Exercise prompt: Exact repetition of every entry is required.

— START —

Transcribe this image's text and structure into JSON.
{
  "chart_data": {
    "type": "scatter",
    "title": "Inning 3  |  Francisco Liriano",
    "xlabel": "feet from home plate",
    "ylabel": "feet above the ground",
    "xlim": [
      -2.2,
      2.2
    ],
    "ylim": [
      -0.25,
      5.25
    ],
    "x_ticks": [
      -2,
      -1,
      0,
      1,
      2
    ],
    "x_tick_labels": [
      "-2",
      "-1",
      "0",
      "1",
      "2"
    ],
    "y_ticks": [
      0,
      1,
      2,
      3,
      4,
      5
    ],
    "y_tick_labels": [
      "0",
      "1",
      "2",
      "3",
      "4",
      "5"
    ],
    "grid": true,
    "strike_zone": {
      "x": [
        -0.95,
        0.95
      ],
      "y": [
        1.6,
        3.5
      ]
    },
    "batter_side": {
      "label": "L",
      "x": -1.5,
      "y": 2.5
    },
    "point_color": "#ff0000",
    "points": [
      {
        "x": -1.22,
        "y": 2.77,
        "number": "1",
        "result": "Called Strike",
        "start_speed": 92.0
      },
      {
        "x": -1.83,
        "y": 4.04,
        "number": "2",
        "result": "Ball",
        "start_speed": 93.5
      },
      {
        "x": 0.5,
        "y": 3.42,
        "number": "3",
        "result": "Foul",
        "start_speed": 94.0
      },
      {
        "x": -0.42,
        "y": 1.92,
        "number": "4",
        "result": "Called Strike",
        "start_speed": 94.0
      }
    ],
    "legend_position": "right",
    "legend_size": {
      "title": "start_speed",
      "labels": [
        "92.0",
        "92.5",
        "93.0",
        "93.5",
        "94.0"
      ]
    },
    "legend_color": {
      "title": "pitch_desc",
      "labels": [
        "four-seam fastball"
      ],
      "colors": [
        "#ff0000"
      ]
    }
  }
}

— END —

Result:
Transcribe this image's text and structure into JSON.
{
  "chart_data": {
    "type": "scatter",
    "title": "Inning 3  |  Francisco Liriano",
    "xlabel": "feet from home plate",
    "ylabel": "feet above the ground",
    "xlim": [
      -2.2,
      2.2
    ],
    "ylim": [
      -0.25,
      5.25
    ],
    "x_ticks": [
      -2,
      -1,
      0,
      1,
      2
    ],
    "x_tick_labels": [
      "-2",
      "-1",
      "0",
      "1",
      "2"
    ],
    "y_ticks": [
      0,
      1,
      2,
      3,
      4,
      5
    ],
    "y_tick_labels": [
      "0",
      "1",
      "2",
      "3",
      "4",
      "5"
    ],
    "grid": true,
    "strike_zone": {
      "x": [
        -0.95,
        0.95
      ],
      "y": [
        1.6,
        3.5
      ]
    },
    "batter_side": {
      "label": "L",
      "x": -1.5,
      "y": 2.5
    },
    "point_color": "#ff0000",
    "points": [
      {
        "x": -1.22,
        "y": 2.77,
        "number": "1",
        "result": "Called Strike",
        "start_speed": 92.0
      },
      {
        "x": -1.83,
        "y": 4.04,
        "number": "2",
        "result": "Ball",
        "start_speed": 93.5
      },
      {
        "x": 0.5,
        "y": 3.42,
        "number": "3",
        "result": "Foul",
        "start_speed": 94.0
      },
      {
        "x": -0.42,
        "y": 1.92,
        "number": "4",
        "result": "Called Strike",
        "start_speed": 94.0
      }
    ],
    "legend_position": "right",
    "legend_size": {
      "title": "start_speed",
      "labels": [
        "92.0",
        "92.5",
        "93.0",
        "93.5",
        "94.0"
      ]
    },
    "legend_color": {
      "title": "pitch_desc",
      "labels": [
        "four-seam fastball"
      ],
      "colors": [
        "#ff0000"
      ]
    }
  }
}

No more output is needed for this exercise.